##### MATERIAL PROVIDED #####

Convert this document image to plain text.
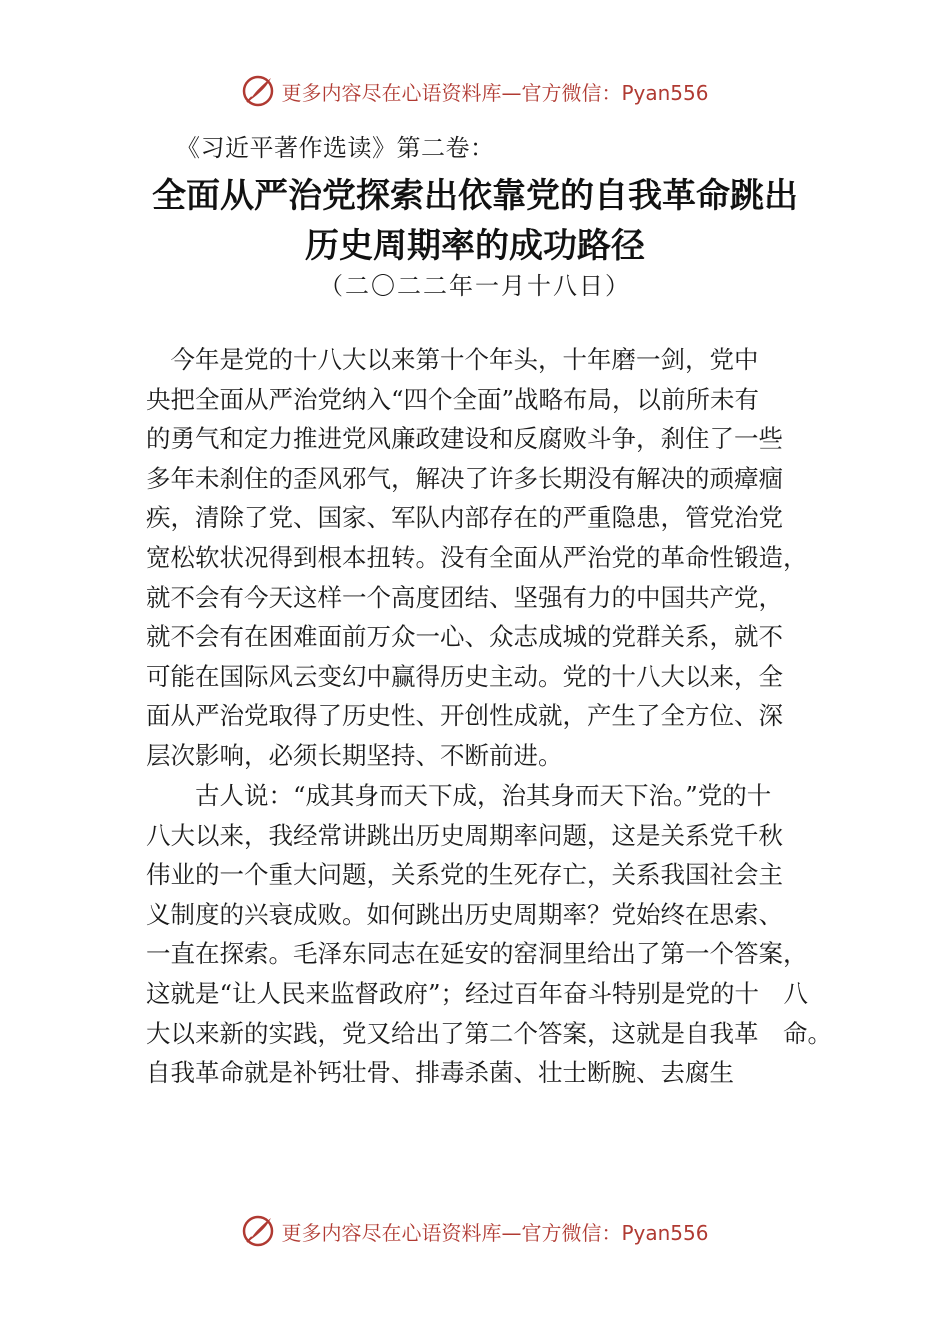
更多内容尽在心语资料库—官方微信：Pyan556
《习近平著作选读》第二卷：
全面从严治党探索出依靠党的自我革命跳出
历史周期率的成功路径
（二〇二二年一月十八日）
　今年是党的十八大以来第十个年头，十年磨一剑，党中
央把全面从严治党纳入“四个全面”战略布局，以前所未有
的勇气和定力推进党风廉政建设和反腐败斗争，刹住了一些
多年未刹住的歪风邪气，解决了许多长期没有解决的顽瘴痼
疾，清除了党、国家、军队内部存在的严重隐患，管党治党
宽松软状况得到根本扭转。没有全面从严治党的革命性锻造，
就不会有今天这样一个高度团结、坚强有力的中国共产党，
就不会有在困难面前万众一心、众志成城的党群关系，就不
可能在国际风云变幻中赢得历史主动。党的十八大以来，全
面从严治党取得了历史性、开创性成就，产生了全方位、深
层次影响，必须长期坚持、不断前进。
　　古人说：“成其身而天下成，治其身而天下治。”党的十
八大以来，我经常讲跳出历史周期率问题，这是关系党千秋
伟业的一个重大问题，关系党的生死存亡，关系我国社会主
义制度的兴衰成败。如何跳出历史周期率？党始终在思索、
一直在探索。毛泽东同志在延安的窑洞里给出了第一个答案，
这就是“让人民来监督政府”；经过百年奋斗特别是党的十　八
大以来新的实践，党又给出了第二个答案，这就是自我革　命。
自我革命就是补钙壮骨、排毒杀菌、壮士断腕、去腐生
更多内容尽在心语资料库—官方微信：Pyan556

#####

§ WRITTEN REQUEST
All of the lines above should be retyped precisely, apart from the pictures.

§ COMPLETED TASK
Convert this document image to plain text.
更多内容尽在心语资料库—官方微信：Pyan556
《习近平著作选读》第二卷：
全面从严治党探索出依靠党的自我革命跳出
历史周期率的成功路径
（二〇二二年一月十八日）
　今年是党的十八大以来第十个年头，十年磨一剑，党中
央把全面从严治党纳入“四个全面”战略布局，以前所未有
的勇气和定力推进党风廉政建设和反腐败斗争，刹住了一些
多年未刹住的歪风邪气，解决了许多长期没有解决的顽瘴痼
疾，清除了党、国家、军队内部存在的严重隐患，管党治党
宽松软状况得到根本扭转。没有全面从严治党的革命性锻造，
就不会有今天这样一个高度团结、坚强有力的中国共产党，
就不会有在困难面前万众一心、众志成城的党群关系，就不
可能在国际风云变幻中赢得历史主动。党的十八大以来，全
面从严治党取得了历史性、开创性成就，产生了全方位、深
层次影响，必须长期坚持、不断前进。
　　古人说：“成其身而天下成，治其身而天下治。”党的十
八大以来，我经常讲跳出历史周期率问题，这是关系党千秋
伟业的一个重大问题，关系党的生死存亡，关系我国社会主
义制度的兴衰成败。如何跳出历史周期率？党始终在思索、
一直在探索。毛泽东同志在延安的窑洞里给出了第一个答案，
这就是“让人民来监督政府”；经过百年奋斗特别是党的十　八
大以来新的实践，党又给出了第二个答案，这就是自我革　命。
自我革命就是补钙壮骨、排毒杀菌、壮士断腕、去腐生
更多内容尽在心语资料库—官方微信：Pyan556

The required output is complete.